● WHAT NEEDS TO BE DONE
Return only the line that contains "Extract all readable text from this page." and each line after it, through the last line of the data below, copied exactly.

● LISTED RECORDS

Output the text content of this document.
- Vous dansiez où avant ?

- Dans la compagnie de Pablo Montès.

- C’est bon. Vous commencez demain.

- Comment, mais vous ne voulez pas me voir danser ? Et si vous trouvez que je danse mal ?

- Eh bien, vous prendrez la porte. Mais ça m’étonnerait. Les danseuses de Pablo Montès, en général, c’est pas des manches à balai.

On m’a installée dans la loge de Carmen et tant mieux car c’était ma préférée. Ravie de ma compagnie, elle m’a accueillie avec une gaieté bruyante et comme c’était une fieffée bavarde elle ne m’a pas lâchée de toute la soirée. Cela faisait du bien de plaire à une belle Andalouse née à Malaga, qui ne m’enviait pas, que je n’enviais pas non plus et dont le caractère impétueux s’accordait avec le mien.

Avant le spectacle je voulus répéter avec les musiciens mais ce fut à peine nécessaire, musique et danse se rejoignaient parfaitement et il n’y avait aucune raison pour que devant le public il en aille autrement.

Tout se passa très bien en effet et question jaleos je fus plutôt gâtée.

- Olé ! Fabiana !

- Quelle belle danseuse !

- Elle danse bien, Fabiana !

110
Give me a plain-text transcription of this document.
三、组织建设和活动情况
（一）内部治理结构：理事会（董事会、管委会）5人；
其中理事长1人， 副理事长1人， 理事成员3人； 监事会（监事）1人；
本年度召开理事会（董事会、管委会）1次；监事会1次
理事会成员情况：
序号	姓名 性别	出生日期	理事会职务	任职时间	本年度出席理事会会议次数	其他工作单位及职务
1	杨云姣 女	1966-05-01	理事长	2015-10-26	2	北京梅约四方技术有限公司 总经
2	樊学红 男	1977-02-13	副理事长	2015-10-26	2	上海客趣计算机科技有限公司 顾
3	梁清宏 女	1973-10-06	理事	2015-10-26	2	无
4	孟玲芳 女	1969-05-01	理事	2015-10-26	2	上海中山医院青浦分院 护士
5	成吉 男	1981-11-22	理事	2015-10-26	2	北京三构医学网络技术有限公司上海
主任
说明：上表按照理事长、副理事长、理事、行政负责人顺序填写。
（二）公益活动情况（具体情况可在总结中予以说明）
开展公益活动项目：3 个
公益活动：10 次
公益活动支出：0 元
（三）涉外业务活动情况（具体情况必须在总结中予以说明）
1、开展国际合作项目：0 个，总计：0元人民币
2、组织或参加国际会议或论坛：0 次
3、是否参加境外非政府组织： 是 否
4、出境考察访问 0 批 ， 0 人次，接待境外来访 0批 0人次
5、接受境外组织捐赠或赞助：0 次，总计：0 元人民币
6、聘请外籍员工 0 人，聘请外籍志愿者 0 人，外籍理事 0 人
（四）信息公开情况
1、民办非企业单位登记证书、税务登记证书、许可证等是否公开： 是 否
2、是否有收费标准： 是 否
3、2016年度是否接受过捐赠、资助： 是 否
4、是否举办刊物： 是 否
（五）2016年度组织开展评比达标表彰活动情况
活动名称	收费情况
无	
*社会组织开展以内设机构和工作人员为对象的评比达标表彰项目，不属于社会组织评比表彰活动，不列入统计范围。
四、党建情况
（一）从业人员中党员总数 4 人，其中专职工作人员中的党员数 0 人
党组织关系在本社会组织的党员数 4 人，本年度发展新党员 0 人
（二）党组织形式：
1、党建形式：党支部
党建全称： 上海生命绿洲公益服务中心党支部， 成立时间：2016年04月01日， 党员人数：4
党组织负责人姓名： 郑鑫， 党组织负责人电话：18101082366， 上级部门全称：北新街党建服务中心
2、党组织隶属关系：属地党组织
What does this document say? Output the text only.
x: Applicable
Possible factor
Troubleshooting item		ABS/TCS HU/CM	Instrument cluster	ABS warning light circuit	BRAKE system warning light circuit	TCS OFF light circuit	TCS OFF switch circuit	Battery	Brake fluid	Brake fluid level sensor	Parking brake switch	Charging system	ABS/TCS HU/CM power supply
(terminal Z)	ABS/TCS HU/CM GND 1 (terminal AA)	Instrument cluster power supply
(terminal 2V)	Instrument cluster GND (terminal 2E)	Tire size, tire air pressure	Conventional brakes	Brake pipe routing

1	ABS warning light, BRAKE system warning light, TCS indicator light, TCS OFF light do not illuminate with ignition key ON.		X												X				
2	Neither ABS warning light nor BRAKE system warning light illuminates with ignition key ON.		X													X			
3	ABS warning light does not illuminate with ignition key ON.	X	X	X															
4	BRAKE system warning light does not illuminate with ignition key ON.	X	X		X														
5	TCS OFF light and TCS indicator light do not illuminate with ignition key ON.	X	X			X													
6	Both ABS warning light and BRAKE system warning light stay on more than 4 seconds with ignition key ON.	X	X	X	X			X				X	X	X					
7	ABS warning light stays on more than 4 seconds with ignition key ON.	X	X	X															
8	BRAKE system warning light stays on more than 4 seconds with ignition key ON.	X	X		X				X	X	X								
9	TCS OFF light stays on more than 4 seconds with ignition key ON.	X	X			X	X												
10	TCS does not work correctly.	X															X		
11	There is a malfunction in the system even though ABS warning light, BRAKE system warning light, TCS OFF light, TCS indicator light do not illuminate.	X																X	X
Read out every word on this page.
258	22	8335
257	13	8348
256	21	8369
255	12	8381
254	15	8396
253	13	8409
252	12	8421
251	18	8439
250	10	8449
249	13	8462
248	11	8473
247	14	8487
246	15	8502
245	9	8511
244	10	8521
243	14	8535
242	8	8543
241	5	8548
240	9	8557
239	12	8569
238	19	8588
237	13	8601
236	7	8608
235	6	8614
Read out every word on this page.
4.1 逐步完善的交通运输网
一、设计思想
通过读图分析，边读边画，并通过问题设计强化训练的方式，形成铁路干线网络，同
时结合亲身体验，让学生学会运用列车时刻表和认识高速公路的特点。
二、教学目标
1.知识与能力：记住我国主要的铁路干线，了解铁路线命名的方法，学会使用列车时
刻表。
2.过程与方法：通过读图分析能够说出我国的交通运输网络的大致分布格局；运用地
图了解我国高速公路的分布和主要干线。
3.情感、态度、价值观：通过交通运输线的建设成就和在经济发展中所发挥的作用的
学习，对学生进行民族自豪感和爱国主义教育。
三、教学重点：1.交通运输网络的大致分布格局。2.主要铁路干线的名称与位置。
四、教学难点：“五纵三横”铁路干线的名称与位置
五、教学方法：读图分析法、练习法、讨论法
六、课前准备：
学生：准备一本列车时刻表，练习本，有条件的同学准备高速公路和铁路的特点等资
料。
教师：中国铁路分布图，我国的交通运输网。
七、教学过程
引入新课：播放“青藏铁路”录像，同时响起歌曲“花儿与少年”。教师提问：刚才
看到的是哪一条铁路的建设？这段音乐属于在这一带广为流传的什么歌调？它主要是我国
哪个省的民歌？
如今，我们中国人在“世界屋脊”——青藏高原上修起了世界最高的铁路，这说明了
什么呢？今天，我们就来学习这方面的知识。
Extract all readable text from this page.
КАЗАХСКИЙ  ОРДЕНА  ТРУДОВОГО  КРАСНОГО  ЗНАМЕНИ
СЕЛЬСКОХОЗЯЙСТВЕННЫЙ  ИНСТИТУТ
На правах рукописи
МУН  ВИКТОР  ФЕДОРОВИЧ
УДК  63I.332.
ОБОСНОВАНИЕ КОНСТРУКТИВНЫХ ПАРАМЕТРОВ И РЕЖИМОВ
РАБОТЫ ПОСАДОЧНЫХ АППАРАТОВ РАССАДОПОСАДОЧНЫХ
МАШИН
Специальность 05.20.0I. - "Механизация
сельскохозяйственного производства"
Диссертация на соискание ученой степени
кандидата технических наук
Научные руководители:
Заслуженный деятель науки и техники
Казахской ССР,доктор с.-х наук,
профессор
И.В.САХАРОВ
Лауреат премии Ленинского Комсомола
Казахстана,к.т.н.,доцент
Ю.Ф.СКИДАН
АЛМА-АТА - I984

● CORRECT RESPONSE
Extract all readable text from this page.
КАЗАХСКИЙ  ОРДЕНА  ТРУДОВОГО  КРАСНОГО  ЗНАМЕНИ
СЕЛЬСКОХОЗЯЙСТВЕННЫЙ  ИНСТИТУТ
На правах рукописи
МУН  ВИКТОР  ФЕДОРОВИЧ
УДК  63I.332.
ОБОСНОВАНИЕ КОНСТРУКТИВНЫХ ПАРАМЕТРОВ И РЕЖИМОВ
РАБОТЫ ПОСАДОЧНЫХ АППАРАТОВ РАССАДОПОСАДОЧНЫХ
МАШИН
Специальность 05.20.0I. - "Механизация
сельскохозяйственного производства"
Диссертация на соискание ученой степени
кандидата технических наук
Научные руководители:
Заслуженный деятель науки и техники
Казахской ССР,доктор с.-х наук,
профессор
И.В.САХАРОВ
Лауреат премии Ленинского Комсомола
Казахстана,к.т.н.,доцент
Ю.Ф.СКИДАН
АЛМА-АТА - I984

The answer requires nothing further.